# Document excerpt
Howard Gold, a columnist for MarketWatch, has gone as far as concluded China has won the trade war. President Xi has calculated his American counterpart is unwilling to do anything that would threaten his support among key constituencies, like the American farmers. President Trump’s refusal to go to the extreme at Osaka Summit proves that he has lost the war. He blinked!

Trump is happy as long as the stock market cheers the temporary ceasefire, even pretends the worst of the trade war is over.

It was Trump, who spilled the beans when he said he made the decision to allow Huawei to buy U.S. products at the request of American “high tech companies”. So now China knows besides farmers, American tech companies can be used to push the president around.

Source: Finance Twitter

6 Comments
  1. Padre says

    What I find hilarious is USA accusing someone of unfair trade practices!Bullying everyone to by their weapons, shell oil, GMO ..!

[Document layout analysis data]
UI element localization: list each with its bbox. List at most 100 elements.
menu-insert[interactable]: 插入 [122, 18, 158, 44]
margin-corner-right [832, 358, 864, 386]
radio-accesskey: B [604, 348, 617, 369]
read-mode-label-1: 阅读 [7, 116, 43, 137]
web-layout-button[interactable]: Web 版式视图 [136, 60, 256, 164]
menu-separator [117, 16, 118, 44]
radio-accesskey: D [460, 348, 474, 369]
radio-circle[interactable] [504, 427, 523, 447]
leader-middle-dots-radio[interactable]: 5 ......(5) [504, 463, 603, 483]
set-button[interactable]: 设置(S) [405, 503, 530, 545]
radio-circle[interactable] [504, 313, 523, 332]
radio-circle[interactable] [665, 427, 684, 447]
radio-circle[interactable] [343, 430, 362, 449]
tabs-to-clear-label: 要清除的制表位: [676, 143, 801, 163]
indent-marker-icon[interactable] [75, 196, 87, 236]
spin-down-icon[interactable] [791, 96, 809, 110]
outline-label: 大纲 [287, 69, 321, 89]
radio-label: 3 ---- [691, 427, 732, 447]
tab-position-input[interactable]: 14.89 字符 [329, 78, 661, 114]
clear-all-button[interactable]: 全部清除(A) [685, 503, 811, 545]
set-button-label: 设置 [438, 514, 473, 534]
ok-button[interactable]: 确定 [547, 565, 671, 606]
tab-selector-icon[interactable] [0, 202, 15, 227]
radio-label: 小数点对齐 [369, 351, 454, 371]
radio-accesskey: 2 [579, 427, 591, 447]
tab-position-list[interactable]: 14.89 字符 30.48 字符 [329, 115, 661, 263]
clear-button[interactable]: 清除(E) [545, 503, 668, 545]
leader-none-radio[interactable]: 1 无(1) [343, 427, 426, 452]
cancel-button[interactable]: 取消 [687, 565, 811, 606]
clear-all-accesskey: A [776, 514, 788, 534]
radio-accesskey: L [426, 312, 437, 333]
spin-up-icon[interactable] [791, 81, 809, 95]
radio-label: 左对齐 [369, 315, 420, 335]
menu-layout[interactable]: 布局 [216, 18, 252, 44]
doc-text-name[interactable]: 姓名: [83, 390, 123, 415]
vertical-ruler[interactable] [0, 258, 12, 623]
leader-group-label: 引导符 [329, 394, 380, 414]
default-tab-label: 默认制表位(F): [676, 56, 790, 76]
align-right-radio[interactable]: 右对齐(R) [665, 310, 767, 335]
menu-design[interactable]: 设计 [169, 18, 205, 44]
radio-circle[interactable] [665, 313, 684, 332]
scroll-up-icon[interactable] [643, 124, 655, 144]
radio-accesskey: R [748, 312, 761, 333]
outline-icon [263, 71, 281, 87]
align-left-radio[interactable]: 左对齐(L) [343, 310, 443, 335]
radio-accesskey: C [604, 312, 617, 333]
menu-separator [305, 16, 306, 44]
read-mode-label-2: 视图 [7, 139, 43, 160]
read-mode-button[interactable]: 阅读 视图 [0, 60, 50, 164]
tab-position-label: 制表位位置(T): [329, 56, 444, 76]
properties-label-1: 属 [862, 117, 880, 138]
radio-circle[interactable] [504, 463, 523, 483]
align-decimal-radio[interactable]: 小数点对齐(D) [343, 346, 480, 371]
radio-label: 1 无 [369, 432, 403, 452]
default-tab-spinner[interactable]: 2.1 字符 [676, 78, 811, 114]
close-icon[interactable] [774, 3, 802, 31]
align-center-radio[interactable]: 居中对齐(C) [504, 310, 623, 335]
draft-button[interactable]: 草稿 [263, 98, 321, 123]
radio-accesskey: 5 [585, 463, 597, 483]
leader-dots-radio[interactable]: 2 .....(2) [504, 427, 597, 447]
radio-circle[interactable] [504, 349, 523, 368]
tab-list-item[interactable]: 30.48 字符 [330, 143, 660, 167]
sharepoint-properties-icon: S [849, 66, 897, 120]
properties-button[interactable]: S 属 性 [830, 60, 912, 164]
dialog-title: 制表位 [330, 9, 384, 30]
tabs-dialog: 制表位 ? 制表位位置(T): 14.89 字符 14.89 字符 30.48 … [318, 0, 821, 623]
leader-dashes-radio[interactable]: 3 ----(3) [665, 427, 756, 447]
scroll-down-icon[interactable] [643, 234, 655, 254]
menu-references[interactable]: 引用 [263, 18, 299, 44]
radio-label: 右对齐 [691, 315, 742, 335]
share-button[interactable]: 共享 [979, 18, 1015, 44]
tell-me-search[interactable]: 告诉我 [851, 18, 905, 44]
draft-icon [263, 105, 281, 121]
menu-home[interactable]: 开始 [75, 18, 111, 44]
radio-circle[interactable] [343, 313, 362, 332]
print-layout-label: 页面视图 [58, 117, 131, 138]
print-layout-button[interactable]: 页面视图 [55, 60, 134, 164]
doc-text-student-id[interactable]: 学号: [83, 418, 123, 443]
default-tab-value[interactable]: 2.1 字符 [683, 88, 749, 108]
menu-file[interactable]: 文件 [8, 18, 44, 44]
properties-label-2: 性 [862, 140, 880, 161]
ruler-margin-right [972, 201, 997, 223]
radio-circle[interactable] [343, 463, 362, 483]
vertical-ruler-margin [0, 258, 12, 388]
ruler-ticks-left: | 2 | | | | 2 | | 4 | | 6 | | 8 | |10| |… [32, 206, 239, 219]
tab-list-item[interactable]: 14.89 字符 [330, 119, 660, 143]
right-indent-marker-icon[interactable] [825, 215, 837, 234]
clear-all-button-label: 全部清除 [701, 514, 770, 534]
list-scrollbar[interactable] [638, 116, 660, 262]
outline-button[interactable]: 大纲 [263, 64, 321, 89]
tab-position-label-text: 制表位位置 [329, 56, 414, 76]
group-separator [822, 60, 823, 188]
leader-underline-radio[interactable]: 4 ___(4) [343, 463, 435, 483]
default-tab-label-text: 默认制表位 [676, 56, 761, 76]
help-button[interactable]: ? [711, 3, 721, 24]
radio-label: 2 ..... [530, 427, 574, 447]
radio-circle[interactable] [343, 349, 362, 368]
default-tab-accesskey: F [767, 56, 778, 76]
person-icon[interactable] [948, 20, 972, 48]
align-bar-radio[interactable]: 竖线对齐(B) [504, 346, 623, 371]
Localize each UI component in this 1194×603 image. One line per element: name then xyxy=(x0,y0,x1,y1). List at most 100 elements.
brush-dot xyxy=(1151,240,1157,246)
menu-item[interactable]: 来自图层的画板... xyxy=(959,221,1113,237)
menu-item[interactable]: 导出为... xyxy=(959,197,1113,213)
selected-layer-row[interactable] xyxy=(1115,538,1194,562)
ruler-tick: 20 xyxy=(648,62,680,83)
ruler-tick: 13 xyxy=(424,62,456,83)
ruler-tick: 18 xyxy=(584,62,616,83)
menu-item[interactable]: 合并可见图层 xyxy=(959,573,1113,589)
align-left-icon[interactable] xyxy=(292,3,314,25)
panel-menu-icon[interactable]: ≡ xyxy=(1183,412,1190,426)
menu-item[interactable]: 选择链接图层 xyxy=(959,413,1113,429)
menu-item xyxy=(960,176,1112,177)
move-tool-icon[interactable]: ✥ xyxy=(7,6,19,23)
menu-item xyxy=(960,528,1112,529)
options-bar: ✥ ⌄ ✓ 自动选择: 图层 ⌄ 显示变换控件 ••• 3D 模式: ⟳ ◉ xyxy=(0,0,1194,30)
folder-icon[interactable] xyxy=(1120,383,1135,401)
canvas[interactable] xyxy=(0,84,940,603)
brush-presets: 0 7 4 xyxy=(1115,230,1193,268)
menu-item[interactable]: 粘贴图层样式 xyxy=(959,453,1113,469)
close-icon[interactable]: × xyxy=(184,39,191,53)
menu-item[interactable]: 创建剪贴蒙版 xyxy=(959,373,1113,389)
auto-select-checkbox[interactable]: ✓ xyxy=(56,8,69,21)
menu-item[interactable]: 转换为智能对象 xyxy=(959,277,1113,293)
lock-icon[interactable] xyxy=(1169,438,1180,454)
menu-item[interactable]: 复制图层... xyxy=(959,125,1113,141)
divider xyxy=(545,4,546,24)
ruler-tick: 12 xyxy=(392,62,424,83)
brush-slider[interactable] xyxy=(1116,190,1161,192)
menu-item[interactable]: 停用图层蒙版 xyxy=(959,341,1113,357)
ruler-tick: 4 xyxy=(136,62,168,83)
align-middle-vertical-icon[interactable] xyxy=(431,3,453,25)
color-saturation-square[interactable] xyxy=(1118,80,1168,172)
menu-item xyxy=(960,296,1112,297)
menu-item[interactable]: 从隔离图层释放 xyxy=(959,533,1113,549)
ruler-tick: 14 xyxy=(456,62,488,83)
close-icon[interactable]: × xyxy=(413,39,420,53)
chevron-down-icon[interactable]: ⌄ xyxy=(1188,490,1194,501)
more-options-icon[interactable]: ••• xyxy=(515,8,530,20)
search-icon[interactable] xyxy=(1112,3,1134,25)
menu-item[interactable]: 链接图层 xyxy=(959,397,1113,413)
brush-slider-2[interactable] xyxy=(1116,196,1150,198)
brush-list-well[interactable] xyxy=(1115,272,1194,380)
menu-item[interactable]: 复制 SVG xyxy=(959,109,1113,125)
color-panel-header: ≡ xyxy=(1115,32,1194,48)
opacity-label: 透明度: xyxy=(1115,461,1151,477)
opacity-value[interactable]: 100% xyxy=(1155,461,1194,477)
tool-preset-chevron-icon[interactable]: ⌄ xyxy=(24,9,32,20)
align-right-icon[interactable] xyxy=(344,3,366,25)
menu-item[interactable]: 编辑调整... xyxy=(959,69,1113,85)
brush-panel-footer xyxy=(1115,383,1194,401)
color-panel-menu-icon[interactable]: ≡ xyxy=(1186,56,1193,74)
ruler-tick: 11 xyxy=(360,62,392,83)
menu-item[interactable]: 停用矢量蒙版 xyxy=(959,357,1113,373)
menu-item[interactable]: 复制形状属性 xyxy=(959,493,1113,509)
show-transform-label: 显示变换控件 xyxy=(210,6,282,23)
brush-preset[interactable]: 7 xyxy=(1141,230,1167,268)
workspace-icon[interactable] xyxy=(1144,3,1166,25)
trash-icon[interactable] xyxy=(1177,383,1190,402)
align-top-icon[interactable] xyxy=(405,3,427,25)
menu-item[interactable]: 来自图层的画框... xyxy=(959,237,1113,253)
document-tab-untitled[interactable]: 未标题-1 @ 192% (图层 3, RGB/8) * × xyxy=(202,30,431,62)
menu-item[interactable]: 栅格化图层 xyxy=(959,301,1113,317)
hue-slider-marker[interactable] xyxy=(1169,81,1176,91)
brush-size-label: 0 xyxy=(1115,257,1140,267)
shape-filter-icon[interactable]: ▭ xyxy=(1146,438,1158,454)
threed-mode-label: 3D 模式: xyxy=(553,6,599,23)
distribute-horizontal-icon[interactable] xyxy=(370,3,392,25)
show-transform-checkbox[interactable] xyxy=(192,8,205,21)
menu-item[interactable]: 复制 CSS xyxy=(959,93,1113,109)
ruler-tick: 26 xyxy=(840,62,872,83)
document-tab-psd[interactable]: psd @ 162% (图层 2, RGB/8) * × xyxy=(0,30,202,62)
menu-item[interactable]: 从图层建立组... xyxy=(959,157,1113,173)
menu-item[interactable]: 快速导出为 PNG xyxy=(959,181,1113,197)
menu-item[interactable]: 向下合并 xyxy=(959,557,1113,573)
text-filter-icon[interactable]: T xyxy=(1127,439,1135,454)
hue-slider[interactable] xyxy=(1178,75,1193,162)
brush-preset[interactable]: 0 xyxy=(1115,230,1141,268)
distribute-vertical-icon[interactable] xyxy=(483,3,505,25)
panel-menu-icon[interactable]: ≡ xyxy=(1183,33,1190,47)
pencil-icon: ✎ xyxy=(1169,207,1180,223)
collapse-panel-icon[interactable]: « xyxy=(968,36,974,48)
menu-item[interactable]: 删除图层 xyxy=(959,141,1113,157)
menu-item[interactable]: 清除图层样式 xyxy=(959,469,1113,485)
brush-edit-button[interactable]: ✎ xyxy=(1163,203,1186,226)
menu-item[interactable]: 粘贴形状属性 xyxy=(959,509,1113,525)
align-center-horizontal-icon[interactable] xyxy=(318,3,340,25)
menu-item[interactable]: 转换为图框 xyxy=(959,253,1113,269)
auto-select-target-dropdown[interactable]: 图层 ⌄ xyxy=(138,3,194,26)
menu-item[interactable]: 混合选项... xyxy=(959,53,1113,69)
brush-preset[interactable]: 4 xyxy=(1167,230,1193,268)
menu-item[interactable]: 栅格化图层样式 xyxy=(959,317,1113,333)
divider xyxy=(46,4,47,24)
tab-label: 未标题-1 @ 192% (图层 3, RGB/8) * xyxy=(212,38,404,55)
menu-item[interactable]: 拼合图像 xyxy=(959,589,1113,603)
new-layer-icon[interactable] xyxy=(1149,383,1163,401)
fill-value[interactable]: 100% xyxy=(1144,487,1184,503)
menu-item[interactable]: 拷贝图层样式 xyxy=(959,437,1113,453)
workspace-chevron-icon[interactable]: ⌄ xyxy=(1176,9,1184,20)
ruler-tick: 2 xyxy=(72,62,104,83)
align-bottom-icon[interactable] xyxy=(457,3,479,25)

# Questions
a – In the excerpt on the U.S.-China trade war, at whose request did Trump say he decided to allow Huawei to buy U.S. products?
b – Carry on the excerpt on the U.S.-China trade war from its last sentence.
The material is not needed for any of this work.

# Task-by-task results
a – He said it was at the request of American "high tech companies."

b –
  2. John C Carleton says

    Perhaps you mistook the Trickster Trumpster for a real man.

  3. mijj says

    Trump wasn’t extending a lifeline to Huawei, he was extending a lifeline to US suppliers to Huawei who were bitching and moaning about losses. That Huawei gets extra breathing space to create reliable chip infrastructure is a happy byproduct of Trump’s short-sighted hysteria mongering.

  4. Augustus says

    To Trump this is called Winning!

  5. pogohere says

    “Beijing happily heaves a sight of relief that Trump holds back new tariffs on a further US$350 billion in imports from China.” This is not analysis.

    “Huge amounts of capital and talent are going to be thrown at building self-reliance and establishing a kind of parallel ecosystem here without dependence on U.S. chips, operating systems.” Are going to be?

    “China has started adapting to the changing business reality – forcing it to progress its own innovations.” It just started?

    “Howard Gold, a columnist for MarketWatch, has gone as far as concluded China has won the trade war.” Now we’re getting somewhere. The author might pursue this idea.

    Heard of “Made in China 2025” ?

  6. Vish says

    This article essentially is whining that America is losing its trade war against China.

    But the USA deserves to lose.

    Why?

    Because, this American trade war–like American wars in general, military or economic–is based upon deceptions and lies.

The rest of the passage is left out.